Data excerpts
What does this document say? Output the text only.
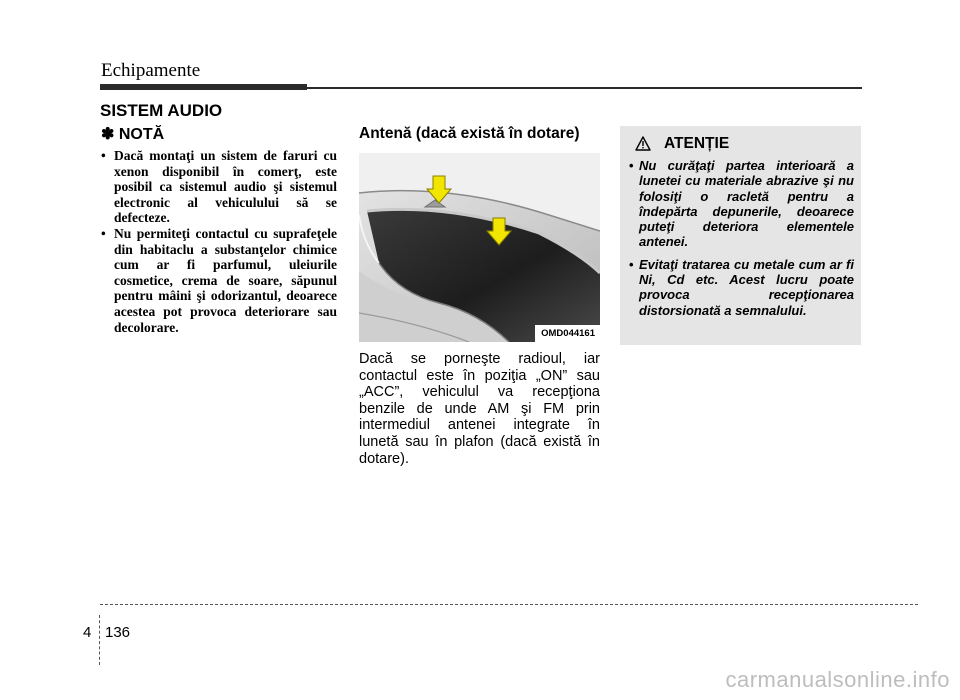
Echipamente
SISTEM AUDIO
✽ NOTĂ
• Dacă montaţi un sistem de faruri cu xenon disponibil în comerţ, este posibil ca sistemul audio şi sistemul electronic al vehiculului să se defecteze.
• Nu permiteţi contactul cu suprafeţele din habitaclu a substanţelor chimice cum ar fi parfumul, uleiurile cosmetice, crema de soare, săpunul pentru mâini şi odorizantul, deoarece acestea pot provoca deteriorare sau decolorare.
Antenă (dacă există în dotare)
OMD044161

Dacă se porneşte radioul, iar contactul este în poziţia „ON” sau „ACC”, vehiculul va recepţiona benzile de unde AM şi FM prin intermediul antenei integrate în lunetă sau în plafon (dacă există în dotare).

ATENȚIE
• Nu curăţaţi partea interioară a lunetei cu materiale abrazive şi nu folosiţi o racletă pentru a îndepărta depunerile, deoarece puteţi deteriora elementele antenei.
• Evitaţi tratarea cu metale cum ar fi Ni, Cd etc. Acest lucru poate provoca recepţionarea distorsionată a semnalului.
4 136
carmanualsonline.info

* _REQUIREMENT_
Copy every record character for character. Skip the pictures.

* _OUTPUT OF THE TASK_
What does this document say? Output the text only.
Echipamente
SISTEM AUDIO
✽ NOTĂ
• Dacă montaţi un sistem de faruri cu xenon disponibil în comerţ, este posibil ca sistemul audio şi sistemul electronic al vehiculului să se defecteze.
• Nu permiteţi contactul cu suprafeţele din habitaclu a substanţelor chimice cum ar fi parfumul, uleiurile cosmetice, crema de soare, săpunul pentru mâini şi odorizantul, deoarece acestea pot provoca deteriorare sau decolorare.
Antenă (dacă există în dotare)
OMD044161

Dacă se porneşte radioul, iar contactul este în poziţia „ON” sau „ACC”, vehiculul va recepţiona benzile de unde AM şi FM prin intermediul antenei integrate în lunetă sau în plafon (dacă există în dotare).

ATENȚIE
• Nu curăţaţi partea interioară a lunetei cu materiale abrazive şi nu folosiţi o racletă pentru a îndepărta depunerile, deoarece puteţi deteriora elementele antenei.
• Evitaţi tratarea cu metale cum ar fi Ni, Cd etc. Acest lucru poate provoca recepţionarea distorsionată a semnalului.
4 136
carmanualsonline.info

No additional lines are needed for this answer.